• Stated exercise: Transcribe the following lines exactly as they appear.

* Start Records shown *

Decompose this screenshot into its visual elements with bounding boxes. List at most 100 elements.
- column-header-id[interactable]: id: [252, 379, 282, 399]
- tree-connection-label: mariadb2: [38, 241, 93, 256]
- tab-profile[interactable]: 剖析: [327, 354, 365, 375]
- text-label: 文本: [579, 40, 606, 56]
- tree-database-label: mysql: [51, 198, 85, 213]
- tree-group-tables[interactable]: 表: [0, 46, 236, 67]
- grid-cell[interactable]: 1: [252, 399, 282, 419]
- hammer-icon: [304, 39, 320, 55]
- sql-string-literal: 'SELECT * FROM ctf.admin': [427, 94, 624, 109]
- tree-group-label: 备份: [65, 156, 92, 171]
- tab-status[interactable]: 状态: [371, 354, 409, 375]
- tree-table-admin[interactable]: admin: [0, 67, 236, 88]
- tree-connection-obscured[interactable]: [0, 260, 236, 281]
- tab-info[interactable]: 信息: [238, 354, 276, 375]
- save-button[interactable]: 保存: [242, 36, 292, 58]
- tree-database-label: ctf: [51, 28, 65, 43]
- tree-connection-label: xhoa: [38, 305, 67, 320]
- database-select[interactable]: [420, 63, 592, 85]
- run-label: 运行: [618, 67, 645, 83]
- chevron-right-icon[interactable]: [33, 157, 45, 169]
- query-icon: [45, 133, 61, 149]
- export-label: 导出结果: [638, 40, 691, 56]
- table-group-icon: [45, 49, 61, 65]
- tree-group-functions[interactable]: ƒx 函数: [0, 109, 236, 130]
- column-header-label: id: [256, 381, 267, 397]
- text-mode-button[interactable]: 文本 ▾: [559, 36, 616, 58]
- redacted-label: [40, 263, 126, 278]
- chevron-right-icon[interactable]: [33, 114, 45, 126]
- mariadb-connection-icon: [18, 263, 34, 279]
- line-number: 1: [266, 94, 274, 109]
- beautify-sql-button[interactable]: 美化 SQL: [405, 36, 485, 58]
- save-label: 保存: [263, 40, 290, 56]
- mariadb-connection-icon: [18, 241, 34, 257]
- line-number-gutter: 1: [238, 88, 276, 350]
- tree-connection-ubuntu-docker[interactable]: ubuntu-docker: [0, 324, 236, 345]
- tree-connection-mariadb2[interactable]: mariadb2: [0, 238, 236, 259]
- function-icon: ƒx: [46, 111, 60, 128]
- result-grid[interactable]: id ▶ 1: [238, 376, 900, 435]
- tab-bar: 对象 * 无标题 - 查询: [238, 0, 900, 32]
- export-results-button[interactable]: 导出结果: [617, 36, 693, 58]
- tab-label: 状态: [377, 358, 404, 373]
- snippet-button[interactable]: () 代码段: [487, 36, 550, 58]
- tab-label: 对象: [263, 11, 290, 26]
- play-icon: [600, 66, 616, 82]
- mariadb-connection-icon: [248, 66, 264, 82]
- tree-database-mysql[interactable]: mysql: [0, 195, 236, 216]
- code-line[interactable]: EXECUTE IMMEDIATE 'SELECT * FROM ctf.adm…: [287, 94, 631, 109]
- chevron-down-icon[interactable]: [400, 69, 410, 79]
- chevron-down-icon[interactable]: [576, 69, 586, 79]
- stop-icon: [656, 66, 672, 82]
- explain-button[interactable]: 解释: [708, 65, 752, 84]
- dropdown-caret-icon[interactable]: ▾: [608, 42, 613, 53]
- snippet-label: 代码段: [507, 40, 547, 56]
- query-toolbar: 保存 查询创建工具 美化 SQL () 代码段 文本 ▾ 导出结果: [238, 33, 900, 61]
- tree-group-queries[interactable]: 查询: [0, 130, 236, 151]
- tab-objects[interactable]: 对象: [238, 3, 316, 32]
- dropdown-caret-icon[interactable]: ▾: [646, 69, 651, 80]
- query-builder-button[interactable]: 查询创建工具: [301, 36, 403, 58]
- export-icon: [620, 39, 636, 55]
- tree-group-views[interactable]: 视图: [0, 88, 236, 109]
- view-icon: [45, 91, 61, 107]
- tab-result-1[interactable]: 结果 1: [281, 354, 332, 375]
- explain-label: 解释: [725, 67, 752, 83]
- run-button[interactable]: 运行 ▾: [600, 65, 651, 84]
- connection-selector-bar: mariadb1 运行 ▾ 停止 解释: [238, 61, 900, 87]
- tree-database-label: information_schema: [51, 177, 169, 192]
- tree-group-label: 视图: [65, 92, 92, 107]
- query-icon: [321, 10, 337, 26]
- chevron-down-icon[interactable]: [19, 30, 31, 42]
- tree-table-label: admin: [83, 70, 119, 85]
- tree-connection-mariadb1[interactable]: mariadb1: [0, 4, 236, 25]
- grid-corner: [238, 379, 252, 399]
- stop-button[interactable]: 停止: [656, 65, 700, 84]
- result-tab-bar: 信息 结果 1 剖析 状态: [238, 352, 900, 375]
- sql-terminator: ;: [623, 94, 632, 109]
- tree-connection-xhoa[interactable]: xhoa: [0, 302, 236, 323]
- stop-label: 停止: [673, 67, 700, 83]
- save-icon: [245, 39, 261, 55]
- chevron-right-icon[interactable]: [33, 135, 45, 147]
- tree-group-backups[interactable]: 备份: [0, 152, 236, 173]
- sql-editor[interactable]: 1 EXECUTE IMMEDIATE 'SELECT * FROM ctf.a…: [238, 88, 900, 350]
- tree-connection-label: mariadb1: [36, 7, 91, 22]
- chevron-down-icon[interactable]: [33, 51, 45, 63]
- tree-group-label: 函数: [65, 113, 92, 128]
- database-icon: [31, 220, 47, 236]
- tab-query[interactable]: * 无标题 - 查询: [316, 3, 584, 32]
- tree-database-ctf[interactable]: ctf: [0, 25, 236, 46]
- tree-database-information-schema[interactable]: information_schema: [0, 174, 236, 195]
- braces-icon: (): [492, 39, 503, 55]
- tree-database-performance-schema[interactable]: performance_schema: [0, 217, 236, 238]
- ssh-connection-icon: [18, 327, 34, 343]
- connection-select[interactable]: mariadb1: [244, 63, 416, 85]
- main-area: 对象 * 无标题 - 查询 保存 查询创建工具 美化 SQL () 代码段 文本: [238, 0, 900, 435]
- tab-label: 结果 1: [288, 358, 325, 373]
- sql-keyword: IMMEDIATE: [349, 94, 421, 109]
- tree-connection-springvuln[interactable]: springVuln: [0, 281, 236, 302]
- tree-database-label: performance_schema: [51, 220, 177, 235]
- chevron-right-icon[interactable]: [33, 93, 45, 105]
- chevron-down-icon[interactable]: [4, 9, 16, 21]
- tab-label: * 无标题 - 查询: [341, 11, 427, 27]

* End Records shown *

• Written answer:
Decompose this screenshot into its visual elements with bounding boxes. List at most 100 elements.
- column-header-id[interactable]: id: [252, 379, 282, 399]
- tree-connection-label: mariadb2: [38, 241, 93, 256]
- tab-profile[interactable]: 剖析: [327, 354, 365, 375]
- text-label: 文本: [579, 40, 606, 56]
- tree-database-label: mysql: [51, 198, 85, 213]
- tree-group-tables[interactable]: 表: [0, 46, 236, 67]
- grid-cell[interactable]: 1: [252, 399, 282, 419]
- hammer-icon: [304, 39, 320, 55]
- sql-string-literal: 'SELECT * FROM ctf.admin': [427, 94, 624, 109]
- tree-group-label: 备份: [65, 156, 92, 171]
- tab-status[interactable]: 状态: [371, 354, 409, 375]
- tree-table-admin[interactable]: admin: [0, 67, 236, 88]
- tree-connection-obscured[interactable]: [0, 260, 236, 281]
- tab-info[interactable]: 信息: [238, 354, 276, 375]
- save-button[interactable]: 保存: [242, 36, 292, 58]
- tree-database-label: ctf: [51, 28, 65, 43]
- tree-connection-label: xhoa: [38, 305, 67, 320]
- database-select[interactable]: [420, 63, 592, 85]
- run-label: 运行: [618, 67, 645, 83]
- chevron-right-icon[interactable]: [33, 157, 45, 169]
- query-icon: [45, 133, 61, 149]
- export-label: 导出结果: [638, 40, 691, 56]
- table-group-icon: [45, 49, 61, 65]
- tree-group-functions[interactable]: ƒx 函数: [0, 109, 236, 130]
- column-header-label: id: [256, 381, 267, 397]
- text-mode-button[interactable]: 文本 ▾: [559, 36, 616, 58]
- redacted-label: [40, 263, 126, 278]
- chevron-right-icon[interactable]: [33, 114, 45, 126]
- mariadb-connection-icon: [18, 263, 34, 279]
- line-number: 1: [266, 94, 274, 109]
- beautify-sql-button[interactable]: 美化 SQL: [405, 36, 485, 58]
- save-label: 保存: [263, 40, 290, 56]
- mariadb-connection-icon: [18, 241, 34, 257]
- line-number-gutter: 1: [238, 88, 276, 350]
- tree-connection-ubuntu-docker[interactable]: ubuntu-docker: [0, 324, 236, 345]
- tree-connection-mariadb2[interactable]: mariadb2: [0, 238, 236, 259]
- function-icon: ƒx: [46, 111, 60, 128]
- result-grid[interactable]: id ▶ 1: [238, 376, 900, 435]
- tab-bar: 对象 * 无标题 - 查询: [238, 0, 900, 32]
- export-results-button[interactable]: 导出结果: [617, 36, 693, 58]
- tab-label: 状态: [377, 358, 404, 373]
- snippet-button[interactable]: () 代码段: [487, 36, 550, 58]
- tab-label: 对象: [263, 11, 290, 26]
- play-icon: [600, 66, 616, 82]
- mariadb-connection-icon: [248, 66, 264, 82]
- tree-database-mysql[interactable]: mysql: [0, 195, 236, 216]
- code-line[interactable]: EXECUTE IMMEDIATE 'SELECT * FROM ctf.adm…: [287, 94, 631, 109]
- chevron-down-icon[interactable]: [400, 69, 410, 79]
- chevron-down-icon[interactable]: [576, 69, 586, 79]
- stop-icon: [656, 66, 672, 82]
- explain-button[interactable]: 解释: [708, 65, 752, 84]
- dropdown-caret-icon[interactable]: ▾: [608, 42, 613, 53]
- snippet-label: 代码段: [507, 40, 547, 56]
- query-toolbar: 保存 查询创建工具 美化 SQL () 代码段 文本 ▾ 导出结果: [238, 33, 900, 61]
- tree-group-queries[interactable]: 查询: [0, 130, 236, 151]
- tab-objects[interactable]: 对象: [238, 3, 316, 32]
- dropdown-caret-icon[interactable]: ▾: [646, 69, 651, 80]
- query-builder-button[interactable]: 查询创建工具: [301, 36, 403, 58]
- export-icon: [620, 39, 636, 55]
- tree-group-views[interactable]: 视图: [0, 88, 236, 109]
- view-icon: [45, 91, 61, 107]
- tab-result-1[interactable]: 结果 1: [281, 354, 332, 375]
- explain-label: 解释: [725, 67, 752, 83]
- run-button[interactable]: 运行 ▾: [600, 65, 651, 84]
- connection-selector-bar: mariadb1 运行 ▾ 停止 解释: [238, 61, 900, 87]
- tree-database-label: information_schema: [51, 177, 169, 192]
- tree-group-label: 视图: [65, 92, 92, 107]
- query-icon: [321, 10, 337, 26]
- chevron-down-icon[interactable]: [19, 30, 31, 42]
- tree-table-label: admin: [83, 70, 119, 85]
- tree-connection-mariadb1[interactable]: mariadb1: [0, 4, 236, 25]
- grid-corner: [238, 379, 252, 399]
- stop-button[interactable]: 停止: [656, 65, 700, 84]
- result-tab-bar: 信息 结果 1 剖析 状态: [238, 352, 900, 375]
- sql-terminator: ;: [623, 94, 632, 109]
- tree-connection-xhoa[interactable]: xhoa: [0, 302, 236, 323]
- stop-label: 停止: [673, 67, 700, 83]
- save-icon: [245, 39, 261, 55]
- chevron-right-icon[interactable]: [33, 135, 45, 147]
- tree-group-backups[interactable]: 备份: [0, 152, 236, 173]
- sql-editor[interactable]: 1 EXECUTE IMMEDIATE 'SELECT * FROM ctf.a…: [238, 88, 900, 350]
- tree-connection-label: mariadb1: [36, 7, 91, 22]
- chevron-down-icon[interactable]: [33, 51, 45, 63]
- tree-group-label: 函数: [65, 113, 92, 128]
- database-icon: [31, 220, 47, 236]
- tab-query[interactable]: * 无标题 - 查询: [316, 3, 584, 32]
- tree-database-ctf[interactable]: ctf: [0, 25, 236, 46]
- tree-database-information-schema[interactable]: information_schema: [0, 174, 236, 195]
- braces-icon: (): [492, 39, 503, 55]
- tree-database-performance-schema[interactable]: performance_schema: [0, 217, 236, 238]
- ssh-connection-icon: [18, 327, 34, 343]
- connection-select[interactable]: mariadb1: [244, 63, 416, 85]
- main-area: 对象 * 无标题 - 查询 保存 查询创建工具 美化 SQL () 代码段 文本: [238, 0, 900, 435]
- tab-label: 结果 1: [288, 358, 325, 373]
- sql-keyword: IMMEDIATE: [349, 94, 421, 109]
- tree-connection-springvuln[interactable]: springVuln: [0, 281, 236, 302]
- tree-database-label: performance_schema: [51, 220, 177, 235]
- chevron-right-icon[interactable]: [33, 93, 45, 105]
- chevron-down-icon[interactable]: [4, 9, 16, 21]
- tab-label: * 无标题 - 查询: [341, 11, 427, 27]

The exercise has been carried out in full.